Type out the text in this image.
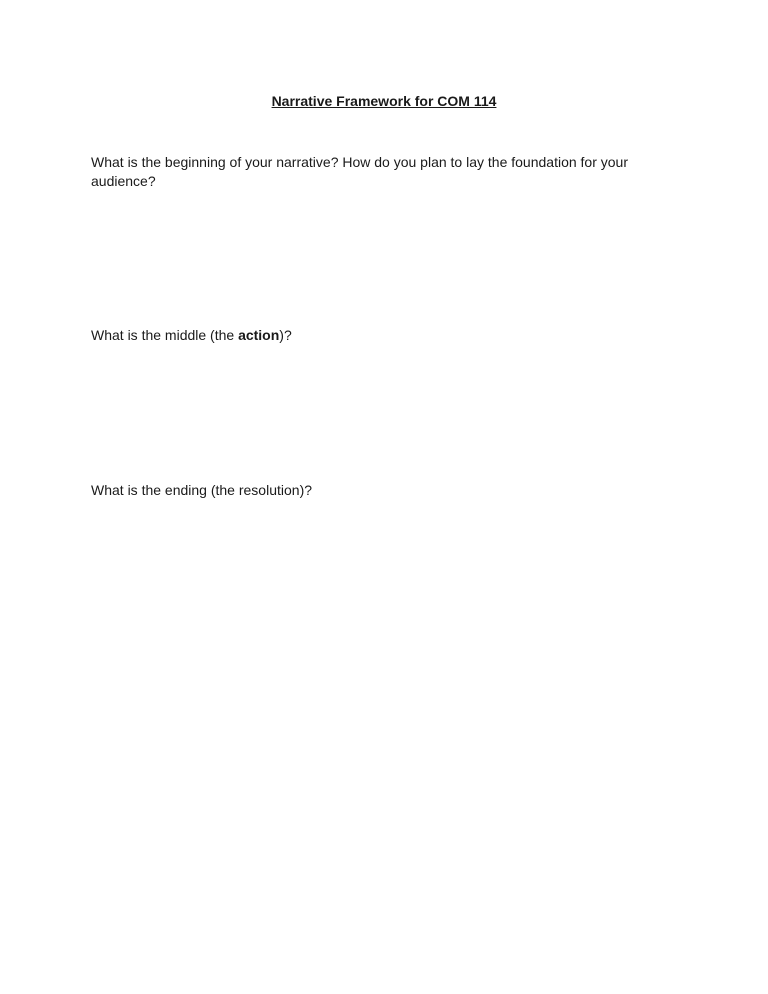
Narrative Framework for COM 114
What is the beginning of your narrative? How do you plan to lay the foundation for your audience?
What is the middle (the action)?
What is the ending (the resolution)?
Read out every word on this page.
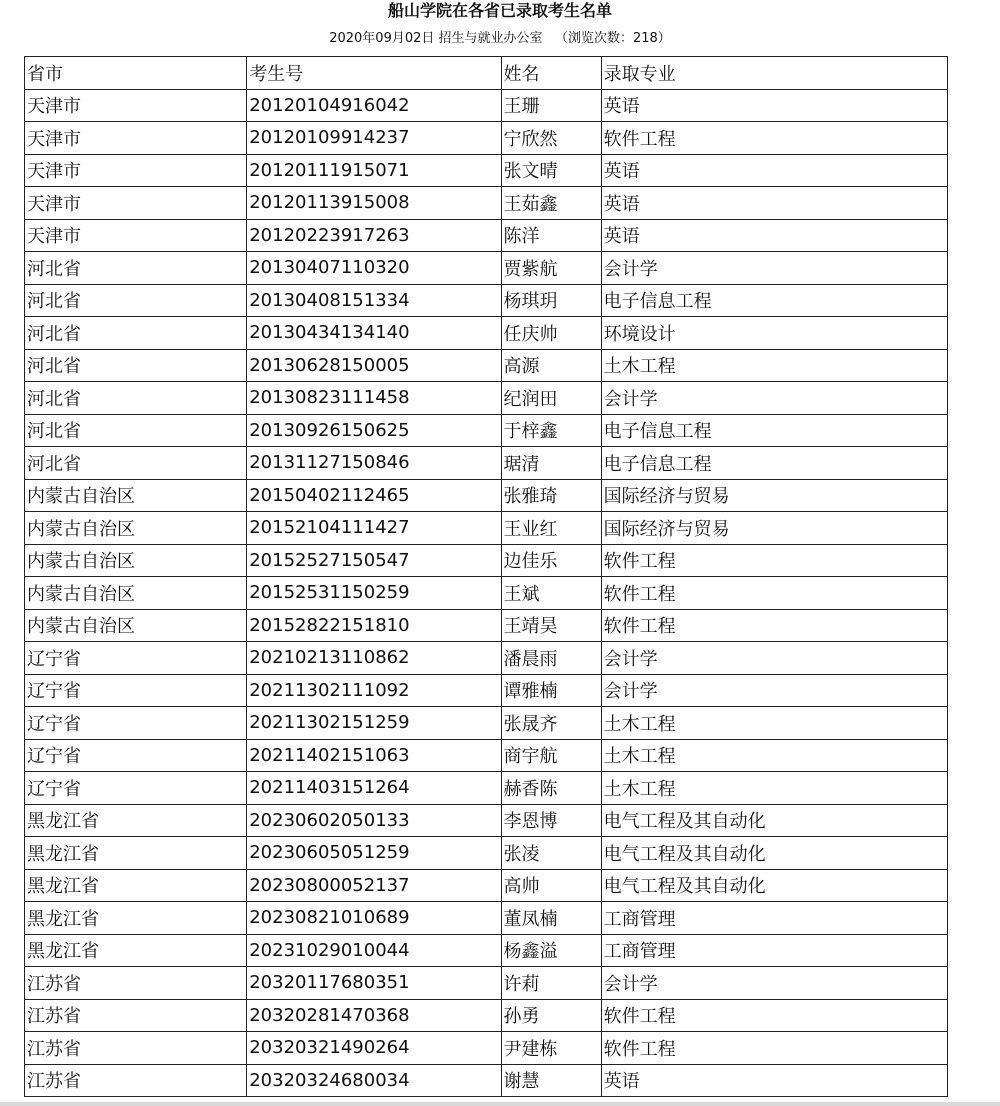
船山学院在各省已录取考生名单
2020年09月02日 招生与就业办公室 （浏览次数：218）
省市	考生号	姓名	录取专业
天津市	20120104916042	王珊	英语
天津市	20120109914237	宁欣然	软件工程
天津市	20120111915071	张文晴	英语
天津市	20120113915008	王茹鑫	英语
天津市	20120223917263	陈洋	英语
河北省	20130407110320	贾紫航	会计学
河北省	20130408151334	杨琪玥	电子信息工程
河北省	20130434134140	任庆帅	环境设计
河北省	20130628150005	高源	土木工程
河北省	20130823111458	纪润田	会计学
河北省	20130926150625	于梓鑫	电子信息工程
河北省	20131127150846	琚清	电子信息工程
内蒙古自治区	20150402112465	张雅琦	国际经济与贸易
内蒙古自治区	20152104111427	王业红	国际经济与贸易
内蒙古自治区	20152527150547	边佳乐	软件工程
内蒙古自治区	20152531150259	王斌	软件工程
内蒙古自治区	20152822151810	王靖昊	软件工程
辽宁省	20210213110862	潘晨雨	会计学
辽宁省	20211302111092	谭雅楠	会计学
辽宁省	20211302151259	张晟齐	土木工程
辽宁省	20211402151063	商宇航	土木工程
辽宁省	20211403151264	赫香陈	土木工程
黑龙江省	20230602050133	李恩博	电气工程及其自动化
黑龙江省	20230605051259	张凌	电气工程及其自动化
黑龙江省	20230800052137	高帅	电气工程及其自动化
黑龙江省	20230821010689	董凤楠	工商管理
黑龙江省	20231029010044	杨鑫溢	工商管理
江苏省	20320117680351	许莉	会计学
江苏省	20320281470368	孙勇	软件工程
江苏省	20320321490264	尹建栋	软件工程
江苏省	20320324680034	谢慧	英语
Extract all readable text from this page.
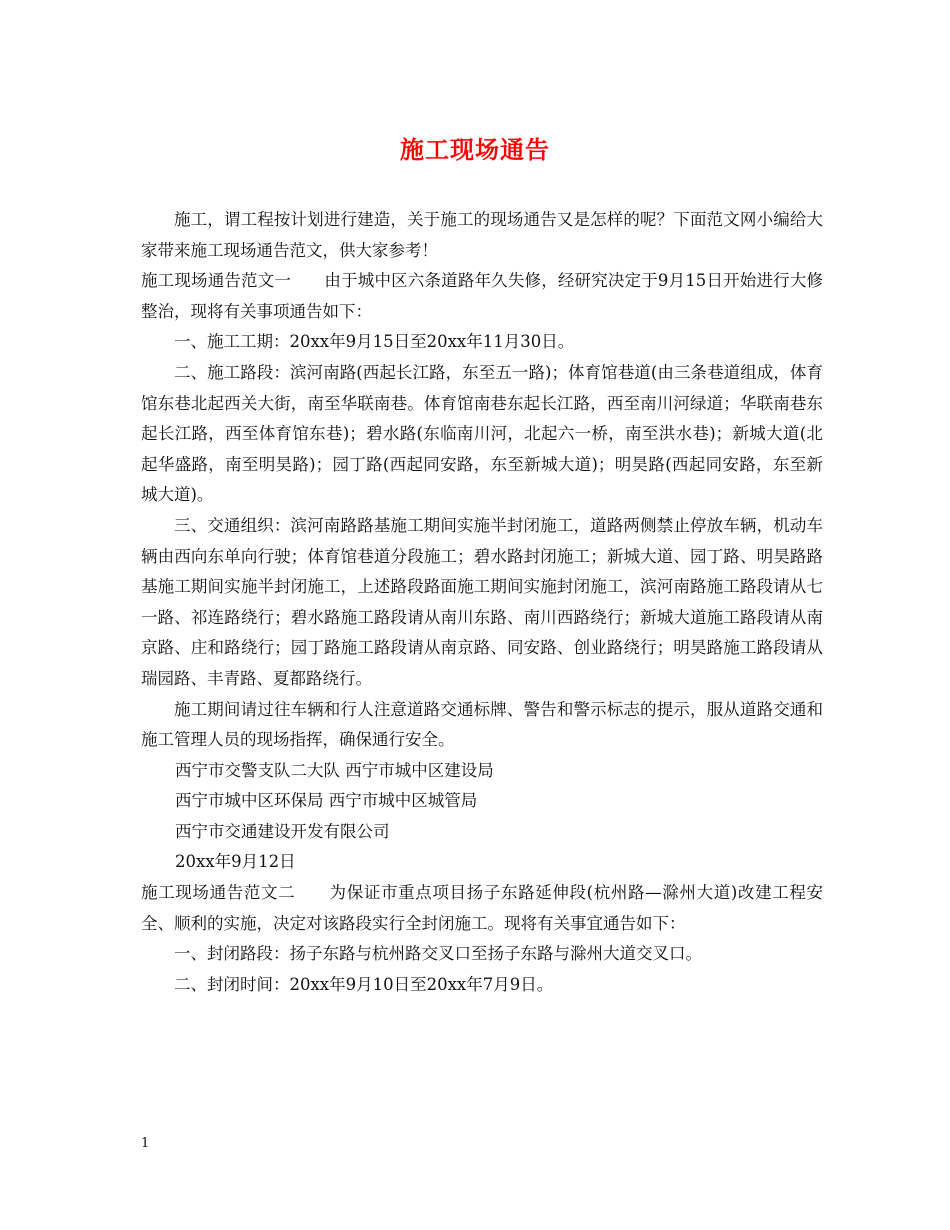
施工现场通告

施工，谓工程按计划进行建造，关于施工的现场通告又是怎样的呢？下面范文网小编给大家带来施工现场通告范文，供大家参考！

施工现场通告范文一　　由于城中区六条道路年久失修，经研究决定于9月15日开始进行大修整治，现将有关事项通告如下：

一、施工工期：20xx年9月15日至20xx年11月30日。

二、施工路段：滨河南路(西起长江路，东至五一路)；体育馆巷道(由三条巷道组成，体育馆东巷北起西关大街，南至华联南巷。体育馆南巷东起长江路，西至南川河绿道；华联南巷东起长江路，西至体育馆东巷)；碧水路(东临南川河，北起六一桥，南至洪水巷)；新城大道(北起华盛路，南至明昊路)；园丁路(西起同安路，东至新城大道)；明昊路(西起同安路，东至新城大道)。

三、交通组织：滨河南路路基施工期间实施半封闭施工，道路两侧禁止停放车辆，机动车辆由西向东单向行驶；体育馆巷道分段施工；碧水路封闭施工；新城大道、园丁路、明昊路路基施工期间实施半封闭施工，上述路段路面施工期间实施封闭施工，滨河南路施工路段请从七一路、祁连路绕行；碧水路施工路段请从南川东路、南川西路绕行；新城大道施工路段请从南京路、庄和路绕行；园丁路施工路段请从南京路、同安路、创业路绕行；明昊路施工路段请从瑞园路、丰青路、夏都路绕行。

施工期间请过往车辆和行人注意道路交通标牌、警告和警示标志的提示，服从道路交通和施工管理人员的现场指挥，确保通行安全。

西宁市交警支队二大队 西宁市城中区建设局

西宁市城中区环保局 西宁市城中区城管局

西宁市交通建设开发有限公司

20xx年9月12日

施工现场通告范文二　　为保证市重点项目扬子东路延伸段(杭州路—滁州大道)改建工程安全、顺利的实施，决定对该路段实行全封闭施工。现将有关事宜通告如下：

一、封闭路段：扬子东路与杭州路交叉口至扬子东路与滁州大道交叉口。

二、封闭时间：20xx年9月10日至20xx年7月9日。

1
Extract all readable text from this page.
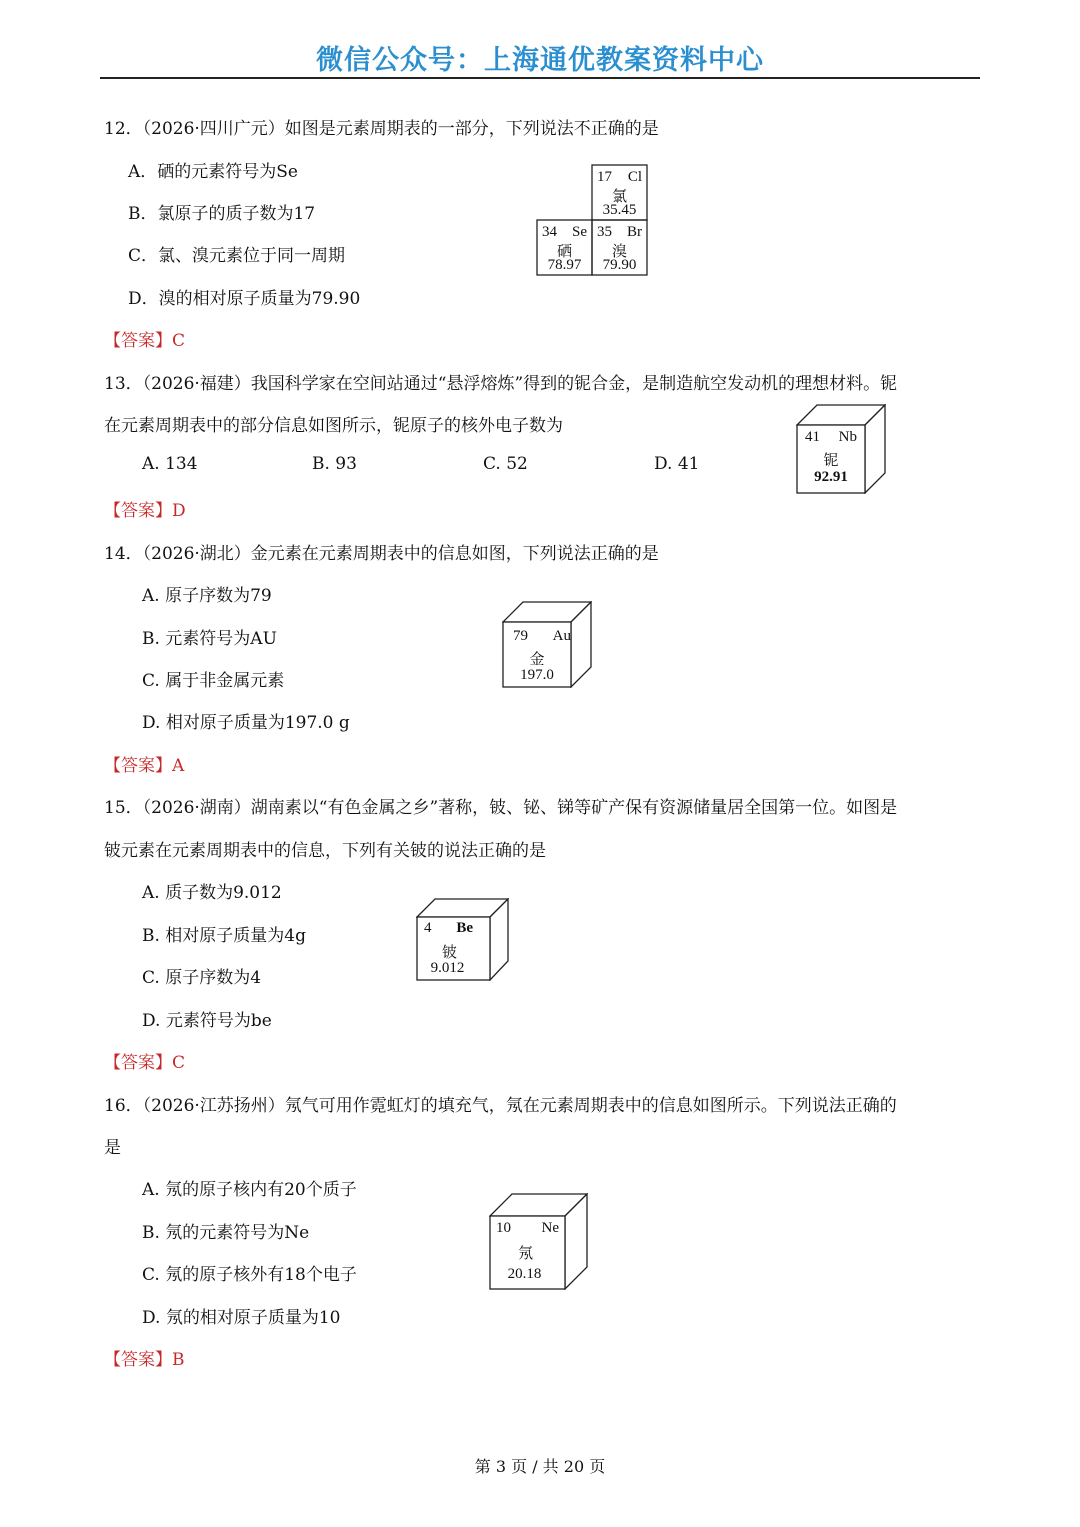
微信公众号：上海通优教案资料中心
12．（2026·四川广元）如图是元素周期表的一部分，下列说法不正确的是
A．硒的元素符号为Se
B．氯原子的质子数为17
C．氯、溴元素位于同一周期
D．溴的相对原子质量为79.90
【答案】C
17 Cl
氯
35.45
34 Se
硒
78.97
35 Br
溴
79.90
13．（2026·福建）我国科学家在空间站通过“悬浮熔炼”得到的铌合金，是制造航空发动机的理想材料。铌
在元素周期表中的部分信息如图所示，铌原子的核外电子数为
A. 134	B. 93	C. 52	D. 41
【答案】D
41 Nb
铌
92.91
14．（2026·湖北）金元素在元素周期表中的信息如图，下列说法正确的是
A. 原子序数为79
B. 元素符号为AU
C. 属于非金属元素
D. 相对原子质量为197.0 g
【答案】A
79 Au
金
197.0
15．（2026·湖南）湖南素以“有色金属之乡”著称，铍、铋、锑等矿产保有资源储量居全国第一位。如图是
铍元素在元素周期表中的信息，下列有关铍的说法正确的是
A. 质子数为9.012
B. 相对原子质量为4g
C. 原子序数为4
D. 元素符号为be
【答案】C
4 Be
铍
9.012
16．（2026·江苏扬州）氖气可用作霓虹灯的填充气，氖在元素周期表中的信息如图所示。下列说法正确的
是
A. 氖的原子核内有20个质子
B. 氖的元素符号为Ne
C. 氖的原子核外有18个电子
D. 氖的相对原子质量为10
【答案】B
10 Ne
氖
20.18
第 3 页 / 共 20 页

**YOUR OBJECTIVE**
Omit each picture, then return all of the listing exactly as it stands.

**EXERCISE ANSWER**
Type out the text in this image.
Narrative Framework for COM 114
What is the beginning of your narrative? How do you plan to lay the foundation for your audience?
What is the middle (the action)?
What is the ending (the resolution)?
Read out every word on this page.
船山学院在各省已录取考生名单
2020年09月02日 招生与就业办公室 （浏览次数：218）
省市	考生号	姓名	录取专业
天津市	20120104916042	王珊	英语
天津市	20120109914237	宁欣然	软件工程
天津市	20120111915071	张文晴	英语
天津市	20120113915008	王茹鑫	英语
天津市	20120223917263	陈洋	英语
河北省	20130407110320	贾紫航	会计学
河北省	20130408151334	杨琪玥	电子信息工程
河北省	20130434134140	任庆帅	环境设计
河北省	20130628150005	高源	土木工程
河北省	20130823111458	纪润田	会计学
河北省	20130926150625	于梓鑫	电子信息工程
河北省	20131127150846	琚清	电子信息工程
内蒙古自治区	20150402112465	张雅琦	国际经济与贸易
内蒙古自治区	20152104111427	王业红	国际经济与贸易
内蒙古自治区	20152527150547	边佳乐	软件工程
内蒙古自治区	20152531150259	王斌	软件工程
内蒙古自治区	20152822151810	王靖昊	软件工程
辽宁省	20210213110862	潘晨雨	会计学
辽宁省	20211302111092	谭雅楠	会计学
辽宁省	20211302151259	张晟齐	土木工程
辽宁省	20211402151063	商宇航	土木工程
辽宁省	20211403151264	赫香陈	土木工程
黑龙江省	20230602050133	李恩博	电气工程及其自动化
黑龙江省	20230605051259	张凌	电气工程及其自动化
黑龙江省	20230800052137	高帅	电气工程及其自动化
黑龙江省	20230821010689	董凤楠	工商管理
黑龙江省	20231029010044	杨鑫溢	工商管理
江苏省	20320117680351	许莉	会计学
江苏省	20320281470368	孙勇	软件工程
江苏省	20320321490264	尹建栋	软件工程
江苏省	20320324680034	谢慧	英语
Extract all readable text from this page.
施工现场通告

施工，谓工程按计划进行建造，关于施工的现场通告又是怎样的呢？下面范文网小编给大家带来施工现场通告范文，供大家参考！

施工现场通告范文一　　由于城中区六条道路年久失修，经研究决定于9月15日开始进行大修整治，现将有关事项通告如下：

一、施工工期：20xx年9月15日至20xx年11月30日。

二、施工路段：滨河南路(西起长江路，东至五一路)；体育馆巷道(由三条巷道组成，体育馆东巷北起西关大街，南至华联南巷。体育馆南巷东起长江路，西至南川河绿道；华联南巷东起长江路，西至体育馆东巷)；碧水路(东临南川河，北起六一桥，南至洪水巷)；新城大道(北起华盛路，南至明昊路)；园丁路(西起同安路，东至新城大道)；明昊路(西起同安路，东至新城大道)。

三、交通组织：滨河南路路基施工期间实施半封闭施工，道路两侧禁止停放车辆，机动车辆由西向东单向行驶；体育馆巷道分段施工；碧水路封闭施工；新城大道、园丁路、明昊路路基施工期间实施半封闭施工，上述路段路面施工期间实施封闭施工，滨河南路施工路段请从七一路、祁连路绕行；碧水路施工路段请从南川东路、南川西路绕行；新城大道施工路段请从南京路、庄和路绕行；园丁路施工路段请从南京路、同安路、创业路绕行；明昊路施工路段请从瑞园路、丰青路、夏都路绕行。

施工期间请过往车辆和行人注意道路交通标牌、警告和警示标志的提示，服从道路交通和施工管理人员的现场指挥，确保通行安全。

西宁市交警支队二大队 西宁市城中区建设局

西宁市城中区环保局 西宁市城中区城管局

西宁市交通建设开发有限公司

20xx年9月12日

施工现场通告范文二　　为保证市重点项目扬子东路延伸段(杭州路—滁州大道)改建工程安全、顺利的实施，决定对该路段实行全封闭施工。现将有关事宜通告如下：

一、封闭路段：扬子东路与杭州路交叉口至扬子东路与滁州大道交叉口。

二、封闭时间：20xx年9月10日至20xx年7月9日。

1
Extract all readable text from this page.
微信公众号：上海通优教案资料中心
12．（2026·四川广元）如图是元素周期表的一部分，下列说法不正确的是
A．硒的元素符号为Se
B．氯原子的质子数为17
C．氯、溴元素位于同一周期
D．溴的相对原子质量为79.90
【答案】C
17 Cl
氯
35.45
34 Se
硒
78.97
35 Br
溴
79.90
13．（2026·福建）我国科学家在空间站通过“悬浮熔炼”得到的铌合金，是制造航空发动机的理想材料。铌
在元素周期表中的部分信息如图所示，铌原子的核外电子数为
A. 134	B. 93	C. 52	D. 41
【答案】D
41 Nb
铌
92.91
14．（2026·湖北）金元素在元素周期表中的信息如图，下列说法正确的是
A. 原子序数为79
B. 元素符号为AU
C. 属于非金属元素
D. 相对原子质量为197.0 g
【答案】A
79 Au
金
197.0
15．（2026·湖南）湖南素以“有色金属之乡”著称，铍、铋、锑等矿产保有资源储量居全国第一位。如图是
铍元素在元素周期表中的信息，下列有关铍的说法正确的是
A. 质子数为9.012
B. 相对原子质量为4g
C. 原子序数为4
D. 元素符号为be
【答案】C
4 Be
铍
9.012
16．（2026·江苏扬州）氖气可用作霓虹灯的填充气，氖在元素周期表中的信息如图所示。下列说法正确的
是
A. 氖的原子核内有20个质子
B. 氖的元素符号为Ne
C. 氖的原子核外有18个电子
D. 氖的相对原子质量为10
【答案】B
10 Ne
氖
20.18
第 3 页 / 共 20 页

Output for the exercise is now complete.